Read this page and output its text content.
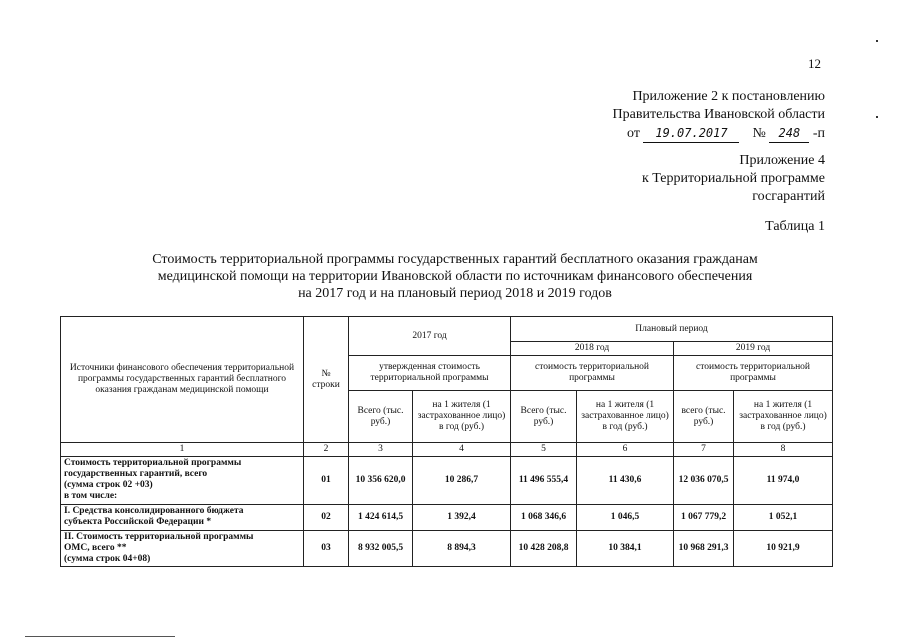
12
Приложение 2 к постановлению
Правительства Ивановской области
от 19.07.2017 № 248 -п
Приложение 4
к Территориальной программе
госгарантий
Таблица 1
Стоимость территориальной программы государственных гарантий бесплатного оказания гражданам
медицинской помощи на территории Ивановской области по источникам финансового обеспечения
на 2017 год и на плановый период 2018 и 2019 годов
Источники финансового обеспечения территориальной программы государственных гарантий бесплатного оказания гражданам медицинской помощи	№ строки	2017 год		Плановый период			
				2018 год		2019 год	
		утвержденная стоимость территориальной программы		стоимость территориальной программы		стоимость территориальной программы	
		Всего (тыс. руб.)	на 1 жителя (1 застрахованное лицо) в год (руб.)	Всего (тыс. руб.)	на 1 жителя (1 застрахованное лицо) в год (руб.)	всего (тыс. руб.)	на 1 жителя (1 застрахованное лицо) в год (руб.)
1	2	3	4	5	6	7	8

Стоимость территориальной программы
государственных гарантий, всего
(сумма строк 02 +03)
в том числе:	01	10 356 620,0	10 286,7	11 496 555,4	11 430,6	12 036 070,5	11 974,0

I. Средства консолидированного бюджета
субъекта Российской Федерации *	02	1 424 614,5	1 392,4	1 068 346,6	1 046,5	1 067 779,2	1 052,1

II. Стоимость территориальной программы
ОМС, всего **
(сумма строк 04+08)	03	8 932 005,5	8 894,3	10 428 208,8	10 384,1	10 968 291,3	10 921,9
************
> Stated task
Omit every picture, then repeat the remaining data exactly as it appears above.

> Written reply
Read this page and output its text content.
12
Приложение 2 к постановлению
Правительства Ивановской области
от 19.07.2017 № 248 -п
Приложение 4
к Территориальной программе
госгарантий
Таблица 1
Стоимость территориальной программы государственных гарантий бесплатного оказания гражданам
медицинской помощи на территории Ивановской области по источникам финансового обеспечения
на 2017 год и на плановый период 2018 и 2019 годов
Источники финансового обеспечения территориальной программы государственных гарантий бесплатного оказания гражданам медицинской помощи	№ строки	2017 год		Плановый период			
				2018 год		2019 год	
		утвержденная стоимость территориальной программы		стоимость территориальной программы		стоимость территориальной программы	
		Всего (тыс. руб.)	на 1 жителя (1 застрахованное лицо) в год (руб.)	Всего (тыс. руб.)	на 1 жителя (1 застрахованное лицо) в год (руб.)	всего (тыс. руб.)	на 1 жителя (1 застрахованное лицо) в год (руб.)
1	2	3	4	5	6	7	8

Стоимость территориальной программы
государственных гарантий, всего
(сумма строк 02 +03)
в том числе:	01	10 356 620,0	10 286,7	11 496 555,4	11 430,6	12 036 070,5	11 974,0

I. Средства консолидированного бюджета
субъекта Российской Федерации *	02	1 424 614,5	1 392,4	1 068 346,6	1 046,5	1 067 779,2	1 052,1

II. Стоимость территориальной программы
ОМС, всего **
(сумма строк 04+08)	03	8 932 005,5	8 894,3	10 428 208,8	10 384,1	10 968 291,3	10 921,9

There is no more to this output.